Count each line below that has "content" anywhere in it. Answer with the total alone.

** BEGIN Records provided **

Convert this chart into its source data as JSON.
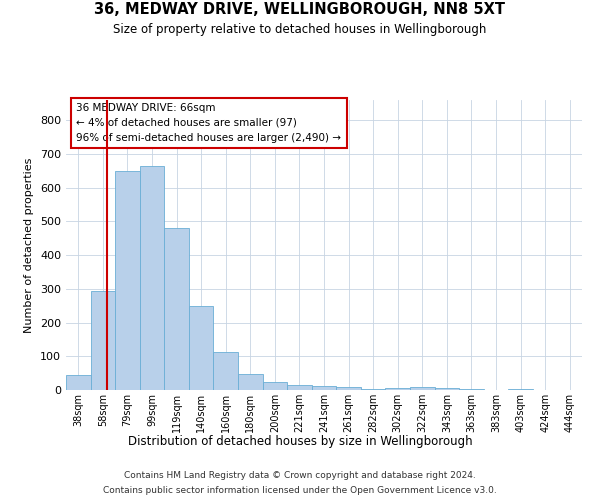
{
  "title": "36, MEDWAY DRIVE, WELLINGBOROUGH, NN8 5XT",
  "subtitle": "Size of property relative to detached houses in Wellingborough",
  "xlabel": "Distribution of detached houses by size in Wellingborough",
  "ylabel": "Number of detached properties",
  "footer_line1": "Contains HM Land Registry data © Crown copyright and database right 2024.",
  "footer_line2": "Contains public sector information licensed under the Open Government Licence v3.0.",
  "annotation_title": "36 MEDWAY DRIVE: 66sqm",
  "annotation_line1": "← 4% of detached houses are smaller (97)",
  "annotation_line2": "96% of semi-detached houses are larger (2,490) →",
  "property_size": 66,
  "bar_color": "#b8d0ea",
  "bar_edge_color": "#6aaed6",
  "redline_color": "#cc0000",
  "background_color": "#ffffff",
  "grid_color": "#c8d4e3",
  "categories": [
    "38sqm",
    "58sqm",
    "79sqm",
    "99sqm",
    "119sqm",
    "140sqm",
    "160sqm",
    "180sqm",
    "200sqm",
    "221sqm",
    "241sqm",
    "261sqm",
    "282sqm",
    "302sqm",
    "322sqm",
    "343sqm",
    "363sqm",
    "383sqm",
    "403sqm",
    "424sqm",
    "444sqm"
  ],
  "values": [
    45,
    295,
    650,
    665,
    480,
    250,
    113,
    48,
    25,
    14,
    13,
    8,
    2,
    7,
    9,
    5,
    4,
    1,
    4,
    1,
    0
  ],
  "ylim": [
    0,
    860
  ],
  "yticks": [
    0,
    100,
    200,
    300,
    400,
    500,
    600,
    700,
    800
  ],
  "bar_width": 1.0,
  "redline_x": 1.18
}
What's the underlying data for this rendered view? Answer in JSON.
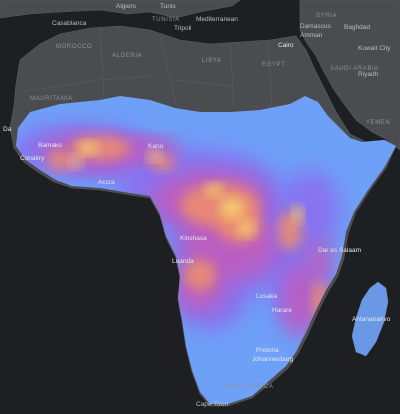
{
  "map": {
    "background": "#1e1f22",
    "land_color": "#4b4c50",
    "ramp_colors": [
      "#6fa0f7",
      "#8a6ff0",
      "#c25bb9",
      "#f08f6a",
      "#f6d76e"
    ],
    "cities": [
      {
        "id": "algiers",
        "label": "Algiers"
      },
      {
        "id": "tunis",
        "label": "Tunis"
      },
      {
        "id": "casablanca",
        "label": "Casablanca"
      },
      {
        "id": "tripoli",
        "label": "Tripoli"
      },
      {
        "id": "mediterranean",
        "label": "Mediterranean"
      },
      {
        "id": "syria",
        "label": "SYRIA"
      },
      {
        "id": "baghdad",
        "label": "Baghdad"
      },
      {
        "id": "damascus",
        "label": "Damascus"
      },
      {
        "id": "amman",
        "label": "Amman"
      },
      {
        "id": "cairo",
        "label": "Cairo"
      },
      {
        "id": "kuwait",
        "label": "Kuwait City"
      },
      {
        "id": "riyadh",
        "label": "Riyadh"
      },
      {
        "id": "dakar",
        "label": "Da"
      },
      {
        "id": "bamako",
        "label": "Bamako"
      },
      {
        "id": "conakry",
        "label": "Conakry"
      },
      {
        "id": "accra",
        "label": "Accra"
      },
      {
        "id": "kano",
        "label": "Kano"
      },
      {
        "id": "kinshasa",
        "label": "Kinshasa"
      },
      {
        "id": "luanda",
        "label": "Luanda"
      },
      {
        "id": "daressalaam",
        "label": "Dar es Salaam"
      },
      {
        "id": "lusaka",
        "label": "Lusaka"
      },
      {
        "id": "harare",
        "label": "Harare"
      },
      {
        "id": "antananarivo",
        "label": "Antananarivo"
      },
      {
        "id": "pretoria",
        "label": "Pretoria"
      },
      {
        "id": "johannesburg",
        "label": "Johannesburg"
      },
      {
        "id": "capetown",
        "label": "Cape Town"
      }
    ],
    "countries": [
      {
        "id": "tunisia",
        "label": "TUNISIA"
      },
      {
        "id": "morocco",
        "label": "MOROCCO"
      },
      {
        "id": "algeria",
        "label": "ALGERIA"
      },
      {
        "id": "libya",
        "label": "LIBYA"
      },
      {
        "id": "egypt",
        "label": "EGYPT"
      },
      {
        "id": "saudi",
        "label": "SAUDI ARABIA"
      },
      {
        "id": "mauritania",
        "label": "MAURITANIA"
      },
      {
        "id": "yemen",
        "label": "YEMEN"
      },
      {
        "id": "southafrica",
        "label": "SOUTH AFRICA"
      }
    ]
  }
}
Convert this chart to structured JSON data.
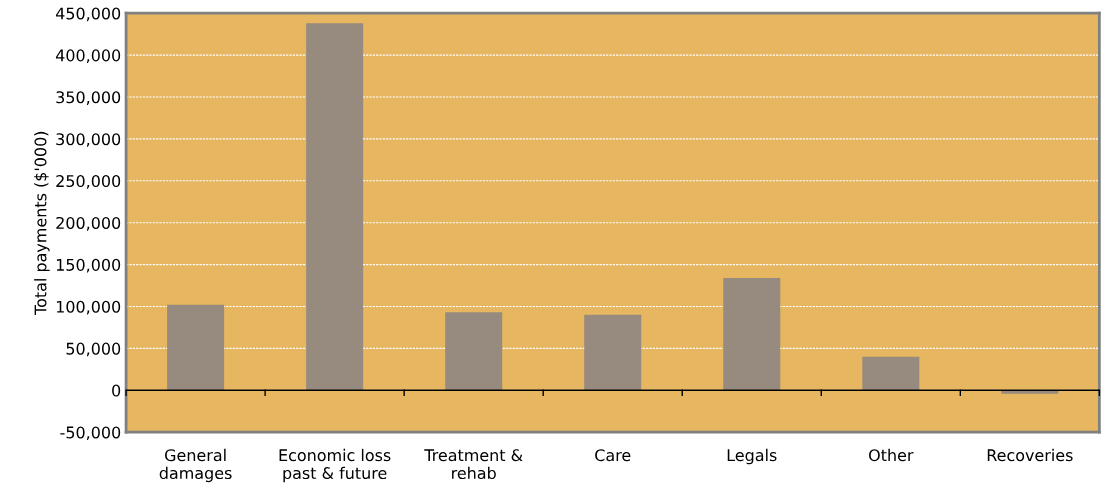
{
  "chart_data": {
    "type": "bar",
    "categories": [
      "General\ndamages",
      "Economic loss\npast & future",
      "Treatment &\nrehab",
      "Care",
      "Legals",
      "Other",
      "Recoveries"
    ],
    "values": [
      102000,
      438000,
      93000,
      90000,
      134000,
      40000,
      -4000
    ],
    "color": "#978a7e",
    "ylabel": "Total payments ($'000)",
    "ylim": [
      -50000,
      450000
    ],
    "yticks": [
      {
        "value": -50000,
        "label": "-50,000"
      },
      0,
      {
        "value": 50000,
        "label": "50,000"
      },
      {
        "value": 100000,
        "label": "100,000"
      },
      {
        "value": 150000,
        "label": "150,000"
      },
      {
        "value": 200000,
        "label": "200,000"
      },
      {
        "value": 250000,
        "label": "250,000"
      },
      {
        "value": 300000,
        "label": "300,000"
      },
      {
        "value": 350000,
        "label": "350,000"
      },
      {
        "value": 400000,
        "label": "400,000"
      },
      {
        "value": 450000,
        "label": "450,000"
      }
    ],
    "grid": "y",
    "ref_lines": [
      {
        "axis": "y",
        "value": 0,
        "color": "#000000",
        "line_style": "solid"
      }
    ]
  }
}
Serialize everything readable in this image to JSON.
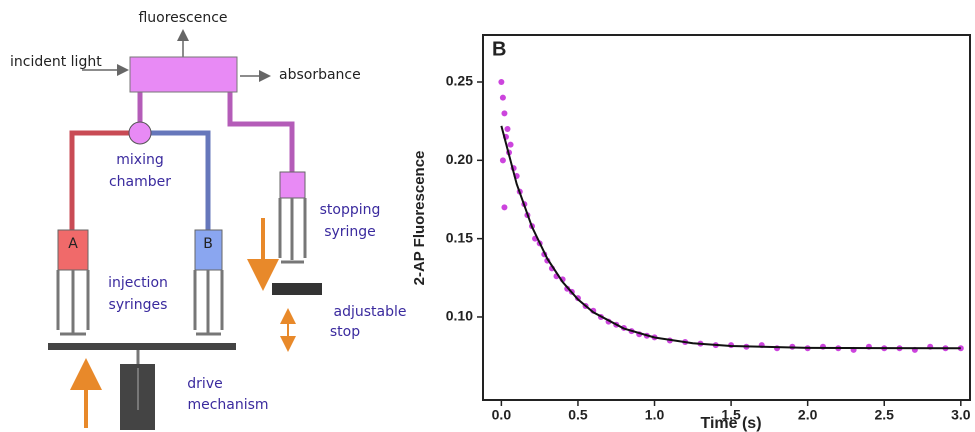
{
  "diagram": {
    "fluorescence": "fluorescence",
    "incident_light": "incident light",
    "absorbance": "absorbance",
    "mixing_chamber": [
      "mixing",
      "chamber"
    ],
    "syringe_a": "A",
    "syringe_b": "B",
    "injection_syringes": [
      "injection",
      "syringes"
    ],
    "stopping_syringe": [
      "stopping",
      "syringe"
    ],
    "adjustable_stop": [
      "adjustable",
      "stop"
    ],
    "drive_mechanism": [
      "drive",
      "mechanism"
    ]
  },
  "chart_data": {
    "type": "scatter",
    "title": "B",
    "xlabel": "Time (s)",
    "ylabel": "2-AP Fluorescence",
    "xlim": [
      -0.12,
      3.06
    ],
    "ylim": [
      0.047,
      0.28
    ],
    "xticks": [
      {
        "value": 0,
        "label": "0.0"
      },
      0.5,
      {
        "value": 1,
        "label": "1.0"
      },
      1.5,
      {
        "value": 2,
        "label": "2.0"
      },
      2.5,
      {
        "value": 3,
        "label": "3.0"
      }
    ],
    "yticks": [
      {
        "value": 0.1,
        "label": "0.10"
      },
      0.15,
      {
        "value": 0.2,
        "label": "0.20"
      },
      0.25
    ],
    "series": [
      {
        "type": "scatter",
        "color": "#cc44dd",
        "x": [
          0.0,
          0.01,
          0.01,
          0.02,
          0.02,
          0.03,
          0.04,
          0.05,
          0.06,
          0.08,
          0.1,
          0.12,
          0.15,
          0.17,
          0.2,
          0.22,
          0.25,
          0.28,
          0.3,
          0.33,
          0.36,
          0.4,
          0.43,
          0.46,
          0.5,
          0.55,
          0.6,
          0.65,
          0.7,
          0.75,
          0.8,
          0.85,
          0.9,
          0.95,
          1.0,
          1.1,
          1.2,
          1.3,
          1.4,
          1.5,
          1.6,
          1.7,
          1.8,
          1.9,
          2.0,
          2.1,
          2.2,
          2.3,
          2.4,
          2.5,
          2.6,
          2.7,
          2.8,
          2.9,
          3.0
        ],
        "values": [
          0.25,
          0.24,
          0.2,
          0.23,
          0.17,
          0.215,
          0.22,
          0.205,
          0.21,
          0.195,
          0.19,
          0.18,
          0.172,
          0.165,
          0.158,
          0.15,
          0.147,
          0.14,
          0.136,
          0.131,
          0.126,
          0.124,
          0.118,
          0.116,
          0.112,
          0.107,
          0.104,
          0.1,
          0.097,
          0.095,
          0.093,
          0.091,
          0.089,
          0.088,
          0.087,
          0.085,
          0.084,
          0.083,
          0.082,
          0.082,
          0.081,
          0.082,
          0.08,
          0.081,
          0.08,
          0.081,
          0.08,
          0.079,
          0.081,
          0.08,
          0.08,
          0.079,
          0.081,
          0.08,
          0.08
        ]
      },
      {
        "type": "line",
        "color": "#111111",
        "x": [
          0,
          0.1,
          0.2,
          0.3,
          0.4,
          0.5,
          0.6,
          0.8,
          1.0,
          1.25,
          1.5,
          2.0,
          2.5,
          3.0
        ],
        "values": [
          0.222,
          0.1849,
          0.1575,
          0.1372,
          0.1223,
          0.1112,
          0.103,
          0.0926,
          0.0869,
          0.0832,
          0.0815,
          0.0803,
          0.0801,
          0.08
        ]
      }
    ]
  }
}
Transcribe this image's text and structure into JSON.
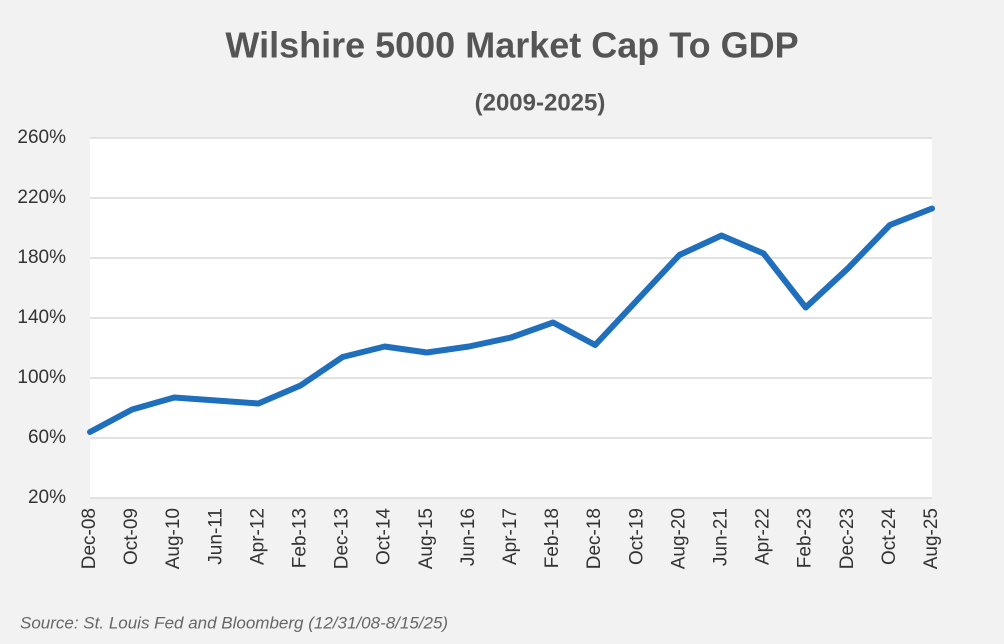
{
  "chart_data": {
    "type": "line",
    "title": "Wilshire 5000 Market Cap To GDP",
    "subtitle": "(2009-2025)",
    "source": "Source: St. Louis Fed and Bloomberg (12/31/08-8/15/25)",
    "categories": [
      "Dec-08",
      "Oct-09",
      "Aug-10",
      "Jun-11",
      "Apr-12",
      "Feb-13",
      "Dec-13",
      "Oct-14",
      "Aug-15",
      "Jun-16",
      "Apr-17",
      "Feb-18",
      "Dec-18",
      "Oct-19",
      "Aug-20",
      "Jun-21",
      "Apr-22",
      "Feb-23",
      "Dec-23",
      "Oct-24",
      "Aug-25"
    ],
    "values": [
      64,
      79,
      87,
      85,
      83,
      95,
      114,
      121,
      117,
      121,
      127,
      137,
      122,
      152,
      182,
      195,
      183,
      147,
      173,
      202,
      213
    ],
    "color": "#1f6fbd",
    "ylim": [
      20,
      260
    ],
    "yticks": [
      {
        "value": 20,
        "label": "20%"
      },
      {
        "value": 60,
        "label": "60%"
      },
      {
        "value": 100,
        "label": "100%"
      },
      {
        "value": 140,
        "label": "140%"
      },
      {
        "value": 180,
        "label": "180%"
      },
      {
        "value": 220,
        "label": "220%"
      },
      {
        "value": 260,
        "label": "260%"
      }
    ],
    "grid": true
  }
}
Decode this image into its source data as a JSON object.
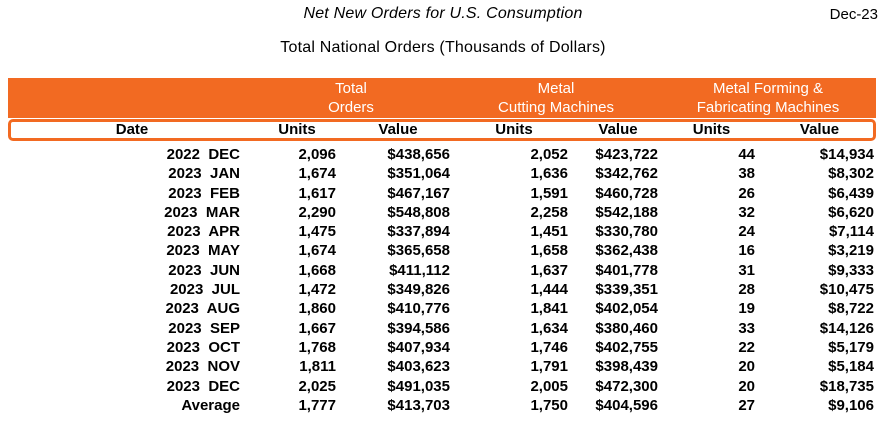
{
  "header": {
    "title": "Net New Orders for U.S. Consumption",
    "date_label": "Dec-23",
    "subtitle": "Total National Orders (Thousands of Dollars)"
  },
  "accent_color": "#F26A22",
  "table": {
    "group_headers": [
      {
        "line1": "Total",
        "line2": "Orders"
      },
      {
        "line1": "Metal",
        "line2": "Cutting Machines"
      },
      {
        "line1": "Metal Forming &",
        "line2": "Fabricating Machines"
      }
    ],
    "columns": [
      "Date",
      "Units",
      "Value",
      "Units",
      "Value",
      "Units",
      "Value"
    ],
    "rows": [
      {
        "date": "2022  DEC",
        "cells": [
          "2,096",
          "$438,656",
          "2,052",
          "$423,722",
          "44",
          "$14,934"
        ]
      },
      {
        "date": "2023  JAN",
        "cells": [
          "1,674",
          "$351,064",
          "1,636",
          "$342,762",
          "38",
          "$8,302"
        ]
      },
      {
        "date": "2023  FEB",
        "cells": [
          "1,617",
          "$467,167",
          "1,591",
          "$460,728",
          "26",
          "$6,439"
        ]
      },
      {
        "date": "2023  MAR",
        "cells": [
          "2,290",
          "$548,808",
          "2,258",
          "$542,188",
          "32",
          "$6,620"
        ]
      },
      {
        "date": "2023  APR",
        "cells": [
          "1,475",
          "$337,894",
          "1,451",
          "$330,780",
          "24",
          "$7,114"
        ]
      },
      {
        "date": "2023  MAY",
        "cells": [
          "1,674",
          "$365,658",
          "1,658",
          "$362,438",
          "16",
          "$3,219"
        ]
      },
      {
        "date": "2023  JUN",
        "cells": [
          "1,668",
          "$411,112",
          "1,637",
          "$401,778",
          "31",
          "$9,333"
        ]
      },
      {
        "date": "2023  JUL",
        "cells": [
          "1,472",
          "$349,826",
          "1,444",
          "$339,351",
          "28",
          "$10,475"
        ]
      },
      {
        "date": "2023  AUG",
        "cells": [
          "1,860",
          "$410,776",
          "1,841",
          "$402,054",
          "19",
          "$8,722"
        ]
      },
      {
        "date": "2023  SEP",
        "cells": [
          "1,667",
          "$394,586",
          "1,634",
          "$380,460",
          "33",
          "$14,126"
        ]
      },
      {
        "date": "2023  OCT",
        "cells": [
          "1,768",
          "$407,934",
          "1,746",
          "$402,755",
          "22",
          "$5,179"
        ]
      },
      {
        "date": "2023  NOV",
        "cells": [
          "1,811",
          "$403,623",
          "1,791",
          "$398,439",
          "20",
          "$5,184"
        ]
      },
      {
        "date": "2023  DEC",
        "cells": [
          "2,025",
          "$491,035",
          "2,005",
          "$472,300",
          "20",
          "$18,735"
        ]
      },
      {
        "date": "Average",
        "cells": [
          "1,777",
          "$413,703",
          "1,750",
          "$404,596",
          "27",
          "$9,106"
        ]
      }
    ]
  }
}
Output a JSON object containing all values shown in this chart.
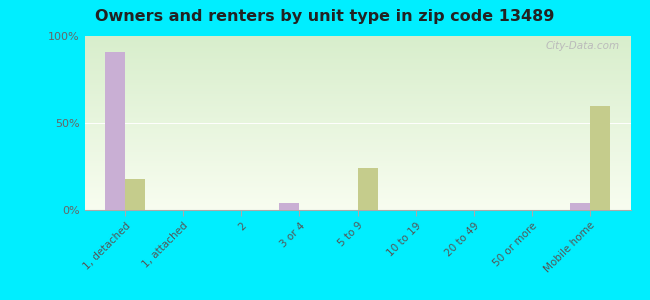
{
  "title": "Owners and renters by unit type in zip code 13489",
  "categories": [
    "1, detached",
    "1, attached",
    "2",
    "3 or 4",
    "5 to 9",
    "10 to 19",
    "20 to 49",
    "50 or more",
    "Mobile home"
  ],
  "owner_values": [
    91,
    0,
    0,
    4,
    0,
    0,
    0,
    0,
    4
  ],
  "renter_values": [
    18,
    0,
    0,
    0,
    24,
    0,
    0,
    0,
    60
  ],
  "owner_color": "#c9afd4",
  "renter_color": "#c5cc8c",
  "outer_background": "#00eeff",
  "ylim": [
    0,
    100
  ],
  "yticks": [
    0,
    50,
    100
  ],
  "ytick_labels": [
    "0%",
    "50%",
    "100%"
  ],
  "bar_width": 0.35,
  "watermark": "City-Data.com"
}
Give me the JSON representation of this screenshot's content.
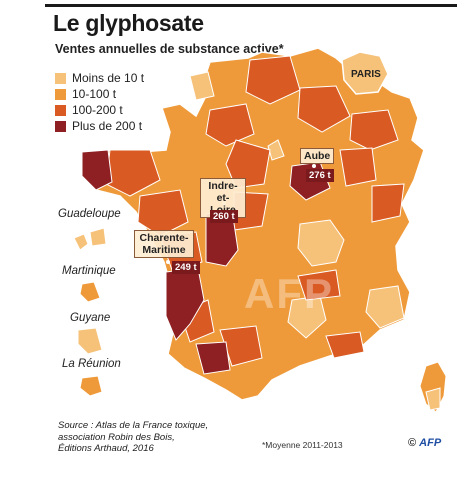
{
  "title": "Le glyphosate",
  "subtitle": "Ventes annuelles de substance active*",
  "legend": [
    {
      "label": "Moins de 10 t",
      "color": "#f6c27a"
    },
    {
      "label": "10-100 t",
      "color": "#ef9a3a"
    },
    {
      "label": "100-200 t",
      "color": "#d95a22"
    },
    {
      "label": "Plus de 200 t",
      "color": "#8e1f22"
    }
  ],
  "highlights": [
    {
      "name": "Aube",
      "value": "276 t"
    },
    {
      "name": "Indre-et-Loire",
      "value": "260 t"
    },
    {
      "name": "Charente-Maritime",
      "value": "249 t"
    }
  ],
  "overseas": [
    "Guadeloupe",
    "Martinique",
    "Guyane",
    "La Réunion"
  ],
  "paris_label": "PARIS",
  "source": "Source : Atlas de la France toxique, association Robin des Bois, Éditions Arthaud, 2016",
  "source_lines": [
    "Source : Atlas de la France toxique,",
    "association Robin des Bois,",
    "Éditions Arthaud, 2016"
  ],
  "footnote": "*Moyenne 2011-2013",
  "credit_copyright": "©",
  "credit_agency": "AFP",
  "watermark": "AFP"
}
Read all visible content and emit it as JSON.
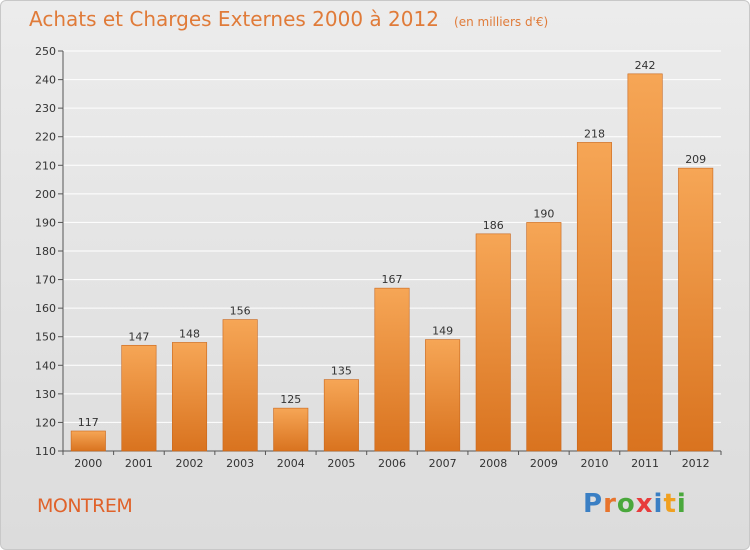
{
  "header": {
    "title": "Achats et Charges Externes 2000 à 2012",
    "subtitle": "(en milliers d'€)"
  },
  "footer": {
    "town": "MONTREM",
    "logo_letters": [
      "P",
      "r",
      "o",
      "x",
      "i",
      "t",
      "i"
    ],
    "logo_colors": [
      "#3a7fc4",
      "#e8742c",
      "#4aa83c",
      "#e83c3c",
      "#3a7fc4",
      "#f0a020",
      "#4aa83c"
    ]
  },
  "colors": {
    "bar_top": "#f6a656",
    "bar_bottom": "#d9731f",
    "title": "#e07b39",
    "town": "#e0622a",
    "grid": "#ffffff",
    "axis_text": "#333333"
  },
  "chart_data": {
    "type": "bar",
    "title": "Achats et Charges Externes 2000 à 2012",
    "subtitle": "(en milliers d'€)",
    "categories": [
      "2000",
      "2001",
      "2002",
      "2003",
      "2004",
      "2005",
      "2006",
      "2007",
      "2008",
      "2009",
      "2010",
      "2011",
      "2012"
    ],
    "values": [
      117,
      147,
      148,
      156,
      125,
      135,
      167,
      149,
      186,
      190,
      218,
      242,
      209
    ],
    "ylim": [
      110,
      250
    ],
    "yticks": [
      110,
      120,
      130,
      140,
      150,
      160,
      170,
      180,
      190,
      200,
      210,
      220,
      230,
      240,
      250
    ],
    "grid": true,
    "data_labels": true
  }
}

** END Records provided **

◆ **Complete output**: 2